→ **Exercise input**
+---+

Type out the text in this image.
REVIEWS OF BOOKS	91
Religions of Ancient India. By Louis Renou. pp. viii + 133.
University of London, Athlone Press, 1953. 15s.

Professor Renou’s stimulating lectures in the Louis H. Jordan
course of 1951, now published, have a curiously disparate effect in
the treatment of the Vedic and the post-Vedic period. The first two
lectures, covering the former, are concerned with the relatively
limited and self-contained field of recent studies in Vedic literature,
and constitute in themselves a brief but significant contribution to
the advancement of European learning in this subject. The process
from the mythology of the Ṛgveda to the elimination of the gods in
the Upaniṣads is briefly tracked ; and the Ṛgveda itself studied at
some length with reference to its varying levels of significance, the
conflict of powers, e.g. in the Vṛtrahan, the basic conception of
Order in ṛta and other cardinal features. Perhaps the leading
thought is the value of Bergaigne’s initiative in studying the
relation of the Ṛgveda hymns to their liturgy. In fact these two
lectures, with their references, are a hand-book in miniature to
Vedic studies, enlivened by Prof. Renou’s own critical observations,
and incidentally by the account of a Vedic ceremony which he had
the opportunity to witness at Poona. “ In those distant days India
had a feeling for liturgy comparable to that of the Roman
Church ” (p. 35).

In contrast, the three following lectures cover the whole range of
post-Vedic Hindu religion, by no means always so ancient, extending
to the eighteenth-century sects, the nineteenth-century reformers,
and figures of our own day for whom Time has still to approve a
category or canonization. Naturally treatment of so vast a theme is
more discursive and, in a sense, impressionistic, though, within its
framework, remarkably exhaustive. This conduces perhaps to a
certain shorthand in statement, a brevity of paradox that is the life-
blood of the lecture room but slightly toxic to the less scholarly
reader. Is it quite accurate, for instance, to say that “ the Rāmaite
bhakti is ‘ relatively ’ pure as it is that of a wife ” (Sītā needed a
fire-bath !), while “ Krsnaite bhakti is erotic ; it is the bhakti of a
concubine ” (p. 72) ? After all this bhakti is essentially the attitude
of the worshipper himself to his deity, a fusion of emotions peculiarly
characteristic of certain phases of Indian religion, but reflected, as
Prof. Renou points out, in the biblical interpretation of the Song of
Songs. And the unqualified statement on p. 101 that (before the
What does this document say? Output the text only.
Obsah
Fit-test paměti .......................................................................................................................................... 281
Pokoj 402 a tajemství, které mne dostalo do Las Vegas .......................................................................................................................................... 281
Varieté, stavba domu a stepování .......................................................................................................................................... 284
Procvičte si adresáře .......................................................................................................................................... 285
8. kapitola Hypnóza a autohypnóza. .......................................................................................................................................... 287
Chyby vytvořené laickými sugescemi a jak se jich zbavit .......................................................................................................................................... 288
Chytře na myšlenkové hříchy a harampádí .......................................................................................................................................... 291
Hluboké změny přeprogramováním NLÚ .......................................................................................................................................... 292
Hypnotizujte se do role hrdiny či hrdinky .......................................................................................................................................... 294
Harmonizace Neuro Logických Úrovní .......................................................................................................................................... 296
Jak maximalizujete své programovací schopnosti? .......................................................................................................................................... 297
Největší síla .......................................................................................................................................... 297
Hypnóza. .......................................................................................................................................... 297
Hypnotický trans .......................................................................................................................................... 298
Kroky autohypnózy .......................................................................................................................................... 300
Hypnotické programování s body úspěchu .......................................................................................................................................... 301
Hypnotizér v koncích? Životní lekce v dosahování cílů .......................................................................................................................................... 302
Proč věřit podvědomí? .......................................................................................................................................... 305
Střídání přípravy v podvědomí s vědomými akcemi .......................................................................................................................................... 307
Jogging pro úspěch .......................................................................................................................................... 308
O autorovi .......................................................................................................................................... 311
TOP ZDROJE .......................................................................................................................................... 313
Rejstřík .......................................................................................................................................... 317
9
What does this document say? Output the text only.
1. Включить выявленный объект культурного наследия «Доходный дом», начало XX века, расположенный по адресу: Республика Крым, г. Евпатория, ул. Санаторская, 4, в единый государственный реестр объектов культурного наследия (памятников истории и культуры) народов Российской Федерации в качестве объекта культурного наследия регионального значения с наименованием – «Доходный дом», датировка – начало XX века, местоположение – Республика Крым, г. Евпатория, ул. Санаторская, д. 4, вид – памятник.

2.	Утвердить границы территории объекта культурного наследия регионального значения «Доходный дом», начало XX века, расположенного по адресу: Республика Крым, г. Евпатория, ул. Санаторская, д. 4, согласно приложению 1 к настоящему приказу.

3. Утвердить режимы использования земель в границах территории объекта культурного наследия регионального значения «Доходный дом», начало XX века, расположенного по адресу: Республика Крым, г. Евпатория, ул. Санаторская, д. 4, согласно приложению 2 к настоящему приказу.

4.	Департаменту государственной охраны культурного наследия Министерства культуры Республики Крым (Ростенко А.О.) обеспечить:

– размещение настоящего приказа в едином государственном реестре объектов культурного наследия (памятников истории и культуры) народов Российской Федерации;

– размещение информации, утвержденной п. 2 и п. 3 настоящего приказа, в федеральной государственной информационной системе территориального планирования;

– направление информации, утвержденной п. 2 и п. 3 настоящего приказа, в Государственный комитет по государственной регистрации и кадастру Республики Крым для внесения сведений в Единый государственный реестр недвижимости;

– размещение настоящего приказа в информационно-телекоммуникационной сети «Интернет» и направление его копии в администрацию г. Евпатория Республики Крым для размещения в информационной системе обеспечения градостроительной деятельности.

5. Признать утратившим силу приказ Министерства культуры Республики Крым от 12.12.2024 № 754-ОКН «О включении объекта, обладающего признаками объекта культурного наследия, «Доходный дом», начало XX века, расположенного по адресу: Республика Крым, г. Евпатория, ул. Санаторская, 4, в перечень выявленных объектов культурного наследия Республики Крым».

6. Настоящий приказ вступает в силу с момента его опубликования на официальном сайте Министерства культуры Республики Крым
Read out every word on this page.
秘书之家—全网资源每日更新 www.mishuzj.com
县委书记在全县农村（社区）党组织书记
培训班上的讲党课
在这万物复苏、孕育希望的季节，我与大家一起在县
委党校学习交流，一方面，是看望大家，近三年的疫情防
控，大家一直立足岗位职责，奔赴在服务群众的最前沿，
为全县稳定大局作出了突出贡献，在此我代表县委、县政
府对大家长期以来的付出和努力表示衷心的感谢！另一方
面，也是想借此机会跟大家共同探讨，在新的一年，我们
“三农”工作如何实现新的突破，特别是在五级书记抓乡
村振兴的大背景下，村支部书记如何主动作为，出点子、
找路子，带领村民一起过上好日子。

+---+

→ **What you will do**
Using the listing above, show each line holding the string "информационной".

→ **Answer to this task**
– размещение информации, утвержденной п. 2 и п. 3 настоящего приказа, в федеральной государственной информационной системе территориального планирования;
– размещение настоящего приказа в информационно-телекоммуникационной сети «Интернет» и направление его копии в администрацию г. Евпатория Республики Крым для размещения в информационной системе обеспечения градостроительной деятельности.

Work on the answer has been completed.